■ Task: Extract every one of the lines below and copy each one word for word. Leave out the pictures.

# Start of Data for the task

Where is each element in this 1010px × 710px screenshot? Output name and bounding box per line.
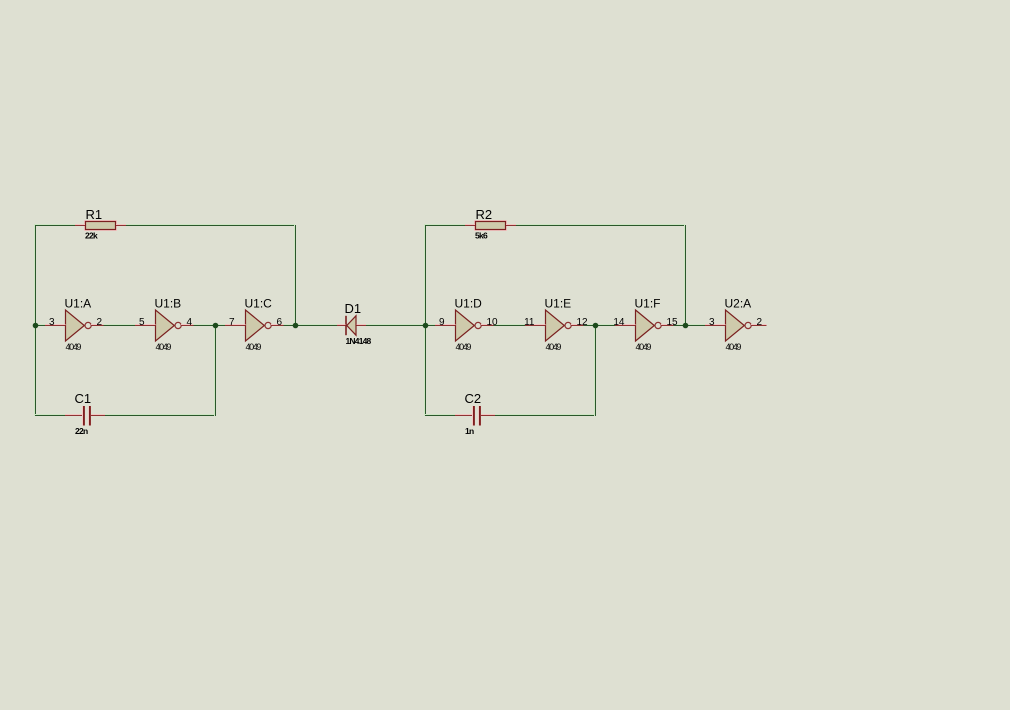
op-amp-style inverter gate U1:F (4049) body: [636, 310, 662, 341]
svg-text:4049: 4049: [66, 342, 82, 352]
svg-text:10: 10: [487, 317, 499, 328]
wire: U1:D output to U1:E input: [494, 325, 526, 326]
wire: left feedback rail vertical of oscillator 2 (U1:D input node): [425, 224, 426, 416]
wire: vertical drop from R2 rail to U1:F output node: [685, 225, 686, 325]
svg-text:R2: R2: [476, 207, 493, 222]
op-amp-style inverter gate U1:D (4049) body: [456, 310, 482, 341]
wire: left feedback rail vertical (node of U1:A input): [35, 224, 36, 416]
junction: U1:D input node: [423, 323, 429, 329]
wire: D1 anode to oscillator 2 input node: [366, 325, 435, 326]
junction: U1:B output / U1:C input node: [213, 323, 219, 329]
wire: input pin stub of U1:E: [525, 325, 546, 326]
wire: input pin stub of U1:B: [135, 325, 156, 326]
wire: U1:A input node to gate: [35, 325, 45, 326]
svg-text:15: 15: [667, 317, 679, 328]
wire: U1:A output to U1:B input: [104, 325, 136, 326]
svg-text:3: 3: [709, 317, 715, 328]
wire: bottom rail from osc2 rail to C2: [425, 415, 456, 416]
wire: U1:E output to U1:F input: [584, 325, 616, 326]
svg-text:2: 2: [757, 317, 763, 328]
svg-text:4049: 4049: [726, 342, 742, 352]
svg-text:U1:A: U1:A: [65, 297, 92, 311]
wire: right pin stub of C1: [91, 415, 106, 416]
svg-text:U1:D: U1:D: [455, 297, 483, 311]
wire: output pin stub of U1:F: [661, 325, 673, 326]
svg-text:4049: 4049: [456, 342, 472, 352]
wire: right pin stub of C2: [481, 415, 496, 416]
junction: U1:F output node: [683, 323, 689, 329]
svg-text:22n: 22n: [75, 426, 88, 436]
resistor R2: [475, 221, 507, 231]
op-amp-style inverter gate U1:B (4049) body: [156, 310, 182, 341]
wire: input pin stub of U1:D: [435, 325, 456, 326]
svg-text:4049: 4049: [546, 342, 562, 352]
wire: bottom rail from left rail to C1: [35, 415, 66, 416]
wire: top rail from left rail to R1: [35, 225, 75, 226]
svg-text:C2: C2: [465, 391, 482, 406]
wire: output pin stub of U1:A: [91, 325, 103, 326]
wire: left pin stub of R1: [75, 225, 85, 226]
svg-text:4049: 4049: [156, 342, 172, 352]
svg-text:2: 2: [97, 317, 103, 328]
svg-text:U1:E: U1:E: [545, 297, 572, 311]
wire: output pin stub of U1:C: [271, 325, 283, 326]
svg-text:R1: R1: [86, 207, 103, 222]
svg-text:3: 3: [49, 317, 55, 328]
wire: top rail from osc2 rail to R2: [425, 225, 465, 226]
capacitor C1: [83, 406, 91, 426]
wire: D1 cathode pin stub: [337, 325, 346, 326]
op-amp-style inverter gate U1:A (4049) body: [66, 310, 92, 341]
wire: input pin stub of U2:A: [705, 325, 726, 326]
wire: D1 anode pin stub: [357, 325, 367, 326]
svg-text:5: 5: [139, 317, 145, 328]
wire: vertical drop from R1 rail to U1:C output node: [295, 225, 296, 325]
svg-text:U2:A: U2:A: [725, 297, 752, 311]
wire: input pin stub of U1:F: [615, 325, 636, 326]
junction: U1:A input node: [33, 323, 39, 329]
svg-text:D1: D1: [345, 301, 362, 316]
resistor R1: [85, 221, 117, 231]
svg-text:U1:F: U1:F: [635, 297, 661, 311]
capacitor C2: [473, 406, 481, 426]
wire: C1 to mid-node vertical: [105, 415, 215, 416]
wire: input pin stub of U1:A: [45, 325, 66, 326]
svg-text:1N4148: 1N4148: [346, 336, 372, 346]
junction: U1:E output / U1:F input node: [593, 323, 599, 329]
wire: output pin stub of U1:D: [481, 325, 493, 326]
wire: R2 to U1:F output node: [516, 225, 685, 226]
wire: left pin stub of R2: [465, 225, 475, 226]
svg-text:4049: 4049: [636, 342, 652, 352]
svg-text:9: 9: [439, 317, 445, 328]
wire: U1:C output node to diode D1: [284, 325, 338, 326]
svg-text:14: 14: [613, 317, 625, 328]
svg-text:C1: C1: [75, 391, 92, 406]
svg-text:U1:B: U1:B: [155, 297, 182, 311]
op-amp-style inverter gate U1:E (4049) body: [546, 310, 572, 341]
svg-text:4049: 4049: [246, 342, 262, 352]
diode D1 (1N4148): [346, 316, 356, 335]
wire: U1:F output to U2:A input: [674, 325, 706, 326]
svg-text:1n: 1n: [465, 426, 474, 436]
junction: U1:C output node: [293, 323, 299, 329]
wire: input pin stub of U1:C: [225, 325, 246, 326]
wire: U1:B output to U1:C input: [194, 325, 226, 326]
svg-text:12: 12: [577, 317, 589, 328]
wire: C2 to mid-node vertical: [495, 415, 595, 416]
op-amp-style inverter gate U2:A (4049) body: [726, 310, 752, 341]
svg-text:7: 7: [229, 317, 235, 328]
op-amp-style inverter gate U1:C (4049) body: [246, 310, 272, 341]
wire: vertical from U1:E/U1:F node down to C2 rail: [595, 325, 596, 416]
wire: left pin stub of C1: [65, 415, 82, 416]
svg-text:4: 4: [187, 317, 193, 328]
wire: R1 to U1:C output node: [126, 225, 295, 226]
svg-text:U1:C: U1:C: [245, 297, 273, 311]
wire: output pin stub of U1:B: [181, 325, 193, 326]
svg-text:22k: 22k: [85, 230, 98, 240]
svg-text:6: 6: [277, 317, 283, 328]
svg-text:5k6: 5k6: [475, 230, 488, 240]
wire: left pin stub of C2: [455, 415, 472, 416]
svg-text:11: 11: [524, 317, 535, 328]
wire: output pin stub of U2:A: [751, 325, 766, 326]
wire: right pin stub of R2: [506, 225, 516, 226]
wire: right pin stub of R1: [116, 225, 126, 226]
wire: output pin stub of U1:E: [571, 325, 583, 326]
wire: vertical from U1:B/U1:C node down to C1 rail: [215, 325, 216, 416]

# End of Data for the task

■ The reply:
Where is each element in this 1010px × 710px screenshot? Output name and bounding box per line.
op-amp-style inverter gate U1:F (4049) body: [636, 310, 662, 341]
svg-text:4049: 4049: [66, 342, 82, 352]
svg-text:10: 10: [487, 317, 499, 328]
wire: U1:D output to U1:E input: [494, 325, 526, 326]
wire: left feedback rail vertical of oscillator 2 (U1:D input node): [425, 224, 426, 416]
wire: vertical drop from R2 rail to U1:F output node: [685, 225, 686, 325]
svg-text:R2: R2: [476, 207, 493, 222]
op-amp-style inverter gate U1:D (4049) body: [456, 310, 482, 341]
wire: left feedback rail vertical (node of U1:A input): [35, 224, 36, 416]
junction: U1:D input node: [423, 323, 429, 329]
wire: D1 anode to oscillator 2 input node: [366, 325, 435, 326]
junction: U1:B output / U1:C input node: [213, 323, 219, 329]
wire: input pin stub of U1:E: [525, 325, 546, 326]
wire: input pin stub of U1:B: [135, 325, 156, 326]
wire: U1:A input node to gate: [35, 325, 45, 326]
svg-text:15: 15: [667, 317, 679, 328]
wire: U1:A output to U1:B input: [104, 325, 136, 326]
svg-text:3: 3: [709, 317, 715, 328]
wire: bottom rail from osc2 rail to C2: [425, 415, 456, 416]
wire: U1:E output to U1:F input: [584, 325, 616, 326]
svg-text:2: 2: [757, 317, 763, 328]
svg-text:4049: 4049: [726, 342, 742, 352]
svg-text:U1:A: U1:A: [65, 297, 92, 311]
wire: right pin stub of C1: [91, 415, 106, 416]
svg-text:U1:D: U1:D: [455, 297, 483, 311]
wire: output pin stub of U1:F: [661, 325, 673, 326]
svg-text:4049: 4049: [456, 342, 472, 352]
wire: right pin stub of C2: [481, 415, 496, 416]
junction: U1:F output node: [683, 323, 689, 329]
svg-text:22n: 22n: [75, 426, 88, 436]
resistor R2: [475, 221, 507, 231]
op-amp-style inverter gate U1:B (4049) body: [156, 310, 182, 341]
wire: input pin stub of U1:D: [435, 325, 456, 326]
svg-text:4049: 4049: [546, 342, 562, 352]
wire: bottom rail from left rail to C1: [35, 415, 66, 416]
wire: top rail from left rail to R1: [35, 225, 75, 226]
svg-text:C2: C2: [465, 391, 482, 406]
wire: output pin stub of U1:A: [91, 325, 103, 326]
wire: left pin stub of R1: [75, 225, 85, 226]
svg-text:4049: 4049: [156, 342, 172, 352]
svg-text:2: 2: [97, 317, 103, 328]
svg-text:U1:E: U1:E: [545, 297, 572, 311]
wire: output pin stub of U1:C: [271, 325, 283, 326]
svg-text:R1: R1: [86, 207, 103, 222]
svg-text:3: 3: [49, 317, 55, 328]
wire: top rail from osc2 rail to R2: [425, 225, 465, 226]
capacitor C1: [83, 406, 91, 426]
wire: D1 cathode pin stub: [337, 325, 346, 326]
op-amp-style inverter gate U1:A (4049) body: [66, 310, 92, 341]
wire: input pin stub of U2:A: [705, 325, 726, 326]
wire: D1 anode pin stub: [357, 325, 367, 326]
svg-text:5: 5: [139, 317, 145, 328]
wire: vertical drop from R1 rail to U1:C output node: [295, 225, 296, 325]
svg-text:U2:A: U2:A: [725, 297, 752, 311]
wire: input pin stub of U1:F: [615, 325, 636, 326]
junction: U1:A input node: [33, 323, 39, 329]
svg-text:D1: D1: [345, 301, 362, 316]
resistor R1: [85, 221, 117, 231]
svg-text:U1:F: U1:F: [635, 297, 661, 311]
capacitor C2: [473, 406, 481, 426]
wire: C1 to mid-node vertical: [105, 415, 215, 416]
wire: input pin stub of U1:A: [45, 325, 66, 326]
svg-text:1N4148: 1N4148: [346, 336, 372, 346]
junction: U1:E output / U1:F input node: [593, 323, 599, 329]
wire: output pin stub of U1:D: [481, 325, 493, 326]
wire: R2 to U1:F output node: [516, 225, 685, 226]
wire: left pin stub of R2: [465, 225, 475, 226]
svg-text:4049: 4049: [636, 342, 652, 352]
svg-text:9: 9: [439, 317, 445, 328]
wire: U1:C output node to diode D1: [284, 325, 338, 326]
svg-text:14: 14: [613, 317, 625, 328]
svg-text:C1: C1: [75, 391, 92, 406]
svg-text:U1:B: U1:B: [155, 297, 182, 311]
op-amp-style inverter gate U1:E (4049) body: [546, 310, 572, 341]
svg-text:4049: 4049: [246, 342, 262, 352]
diode D1 (1N4148): [346, 316, 356, 335]
wire: U1:F output to U2:A input: [674, 325, 706, 326]
svg-text:1n: 1n: [465, 426, 474, 436]
junction: U1:C output node: [293, 323, 299, 329]
wire: input pin stub of U1:C: [225, 325, 246, 326]
wire: U1:B output to U1:C input: [194, 325, 226, 326]
svg-text:12: 12: [577, 317, 589, 328]
wire: C2 to mid-node vertical: [495, 415, 595, 416]
op-amp-style inverter gate U2:A (4049) body: [726, 310, 752, 341]
svg-text:7: 7: [229, 317, 235, 328]
op-amp-style inverter gate U1:C (4049) body: [246, 310, 272, 341]
wire: vertical from U1:E/U1:F node down to C2 rail: [595, 325, 596, 416]
wire: left pin stub of C1: [65, 415, 82, 416]
svg-text:4: 4: [187, 317, 193, 328]
wire: R1 to U1:C output node: [126, 225, 295, 226]
svg-text:U1:C: U1:C: [245, 297, 273, 311]
wire: output pin stub of U1:B: [181, 325, 193, 326]
svg-text:22k: 22k: [85, 230, 98, 240]
svg-text:6: 6: [277, 317, 283, 328]
svg-text:5k6: 5k6: [475, 230, 488, 240]
wire: left pin stub of C2: [455, 415, 472, 416]
svg-text:11: 11: [524, 317, 535, 328]
wire: output pin stub of U2:A: [751, 325, 766, 326]
wire: right pin stub of R2: [506, 225, 516, 226]
wire: right pin stub of R1: [116, 225, 126, 226]
wire: output pin stub of U1:E: [571, 325, 583, 326]
wire: vertical from U1:B/U1:C node down to C1 rail: [215, 325, 216, 416]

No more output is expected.